# PROVIDED RECORDS start

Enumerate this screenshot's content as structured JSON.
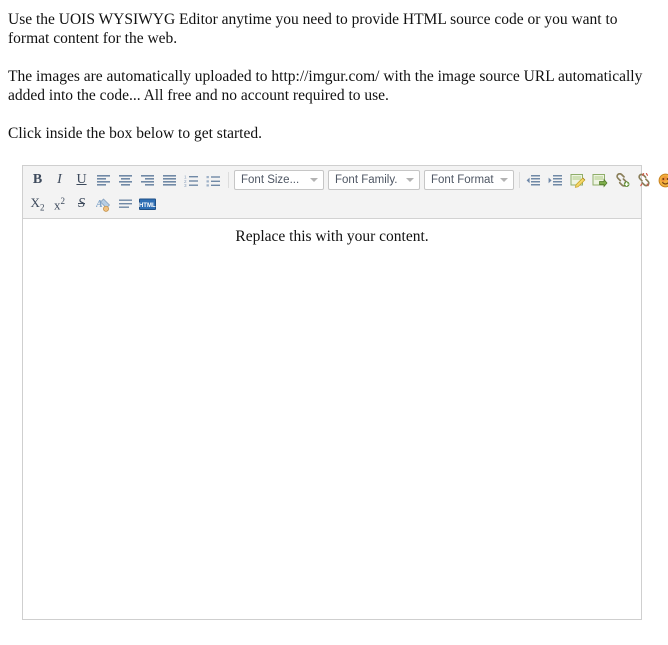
{
  "intro": {
    "paragraph_1": "Use the UOIS WYSIWYG Editor anytime you need to provide HTML source code or you want to format content for the web.",
    "paragraph_2": "The images are automatically uploaded to http://imgur.com/ with the image source URL automatically added into the code... All free and no account required to use.",
    "paragraph_3": "Click inside the box below to get started."
  },
  "editor": {
    "toolbar": {
      "row_1": [
        {
          "name": "bold-icon",
          "label": "B",
          "type": "glyph"
        },
        {
          "name": "italic-icon",
          "label": "I",
          "type": "glyph"
        },
        {
          "name": "underline-icon",
          "label": "U",
          "type": "glyph"
        },
        {
          "name": "align-left-icon",
          "label": "",
          "type": "icon"
        },
        {
          "name": "align-center-icon",
          "label": "",
          "type": "icon"
        },
        {
          "name": "align-right-icon",
          "label": "",
          "type": "icon"
        },
        {
          "name": "align-justify-icon",
          "label": "",
          "type": "icon"
        },
        {
          "name": "numbered-list-icon",
          "label": "",
          "type": "icon"
        },
        {
          "name": "bullet-list-icon",
          "label": "",
          "type": "icon"
        }
      ],
      "selects": [
        {
          "name": "font-size-select",
          "value": "Font Size..."
        },
        {
          "name": "font-family-select",
          "value": "Font Family."
        },
        {
          "name": "font-format-select",
          "value": "Font Format"
        }
      ],
      "row_1_tail": [
        {
          "name": "outdent-icon",
          "label": "",
          "type": "icon"
        },
        {
          "name": "indent-icon",
          "label": "",
          "type": "icon"
        },
        {
          "name": "insert-image-icon",
          "label": "",
          "type": "icon"
        },
        {
          "name": "insert-media-icon",
          "label": "",
          "type": "icon"
        },
        {
          "name": "insert-link-icon",
          "label": "",
          "type": "icon"
        },
        {
          "name": "unlink-icon",
          "label": "",
          "type": "icon"
        },
        {
          "name": "insert-emoticon-icon",
          "label": "",
          "type": "icon"
        },
        {
          "name": "edit-source-icon",
          "label": "",
          "type": "icon"
        }
      ],
      "row_2": [
        {
          "name": "subscript-icon",
          "label": "X2",
          "type": "glyph"
        },
        {
          "name": "superscript-icon",
          "label": "X2",
          "type": "glyph"
        },
        {
          "name": "strikethrough-icon",
          "label": "S",
          "type": "glyph"
        },
        {
          "name": "text-color-icon",
          "label": "A",
          "type": "icon"
        },
        {
          "name": "horizontal-rule-icon",
          "label": "",
          "type": "icon"
        },
        {
          "name": "html-source-icon",
          "label": "HTML",
          "type": "icon"
        }
      ]
    },
    "content": {
      "placeholder_text": "Replace this with your content."
    }
  },
  "colors": {
    "toolbar_background": "#f3f3f3",
    "toolbar_border": "#d2d2d2",
    "editor_border": "#cfcfcf",
    "icon_blue_gray": "#6d87a8",
    "icon_green": "#7aa84f",
    "icon_yellow": "#e8c24a",
    "html_button_blue": "#2f6fb5",
    "text": "#111111"
  }
}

# PROVIDED RECORDS end

→ REQUIREMENT
Set out every line from the material that contains the string "content".

→ IN RESPONSE
Enumerate this screenshot's content as structured JSON.
    "paragraph_1": "Use the UOIS WYSIWYG Editor anytime you need to provide HTML source code or you want to format content for the web.",
    "content": {
      "placeholder_text": "Replace this with your content."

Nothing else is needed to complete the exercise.